→ What is needed
From the listing, collect all lines containing the word "Product".

.....

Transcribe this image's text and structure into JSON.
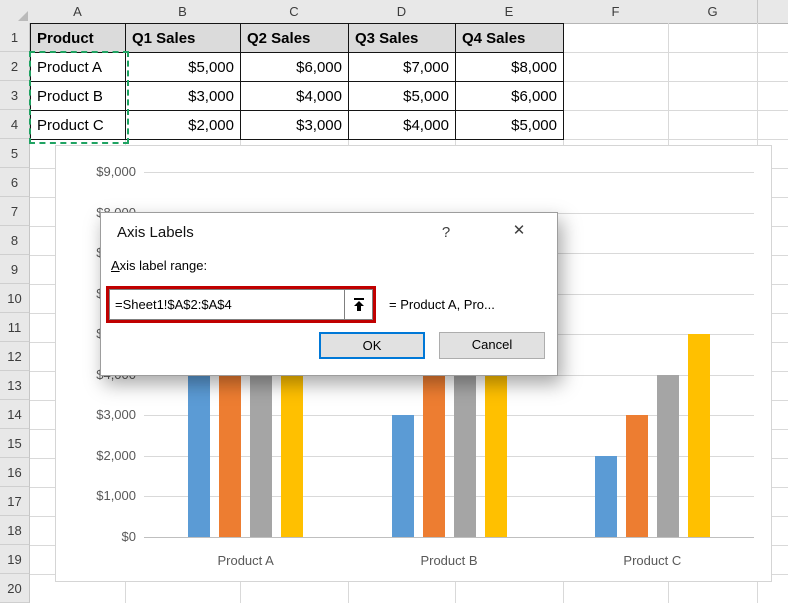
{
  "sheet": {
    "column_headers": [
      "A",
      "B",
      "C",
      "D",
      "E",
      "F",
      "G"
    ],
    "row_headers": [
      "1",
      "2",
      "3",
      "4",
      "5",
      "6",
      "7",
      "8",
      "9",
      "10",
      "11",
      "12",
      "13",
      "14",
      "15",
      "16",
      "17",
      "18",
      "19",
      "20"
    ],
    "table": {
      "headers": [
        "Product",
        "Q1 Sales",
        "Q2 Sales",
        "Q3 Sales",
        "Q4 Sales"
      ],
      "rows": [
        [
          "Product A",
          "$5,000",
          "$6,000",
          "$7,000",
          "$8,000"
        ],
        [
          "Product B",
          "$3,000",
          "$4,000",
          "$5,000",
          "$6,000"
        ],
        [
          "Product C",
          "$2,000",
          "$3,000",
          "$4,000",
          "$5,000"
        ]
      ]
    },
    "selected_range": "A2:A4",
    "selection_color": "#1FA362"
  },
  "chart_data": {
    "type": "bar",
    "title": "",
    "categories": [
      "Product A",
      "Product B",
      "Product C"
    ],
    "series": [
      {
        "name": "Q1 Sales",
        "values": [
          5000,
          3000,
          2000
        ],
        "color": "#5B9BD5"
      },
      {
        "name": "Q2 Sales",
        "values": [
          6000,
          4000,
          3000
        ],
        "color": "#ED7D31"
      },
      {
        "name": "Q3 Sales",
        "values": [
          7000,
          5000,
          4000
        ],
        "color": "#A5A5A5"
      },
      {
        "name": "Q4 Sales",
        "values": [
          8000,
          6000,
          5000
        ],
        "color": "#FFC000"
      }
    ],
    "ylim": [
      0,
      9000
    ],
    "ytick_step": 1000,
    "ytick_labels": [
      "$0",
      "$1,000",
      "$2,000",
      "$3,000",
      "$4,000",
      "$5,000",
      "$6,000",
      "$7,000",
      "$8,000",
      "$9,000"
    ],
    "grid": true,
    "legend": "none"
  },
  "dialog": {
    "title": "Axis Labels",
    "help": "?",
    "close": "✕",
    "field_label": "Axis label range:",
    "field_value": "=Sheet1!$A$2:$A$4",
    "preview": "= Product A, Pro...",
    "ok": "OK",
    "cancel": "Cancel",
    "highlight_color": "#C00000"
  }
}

.....

→ Task result
        "Product",
          "Product A",
          "Product B",
          "Product C",
      "Product A",
      "Product B",
      "Product C"
    "preview": "= Product A, Pro...",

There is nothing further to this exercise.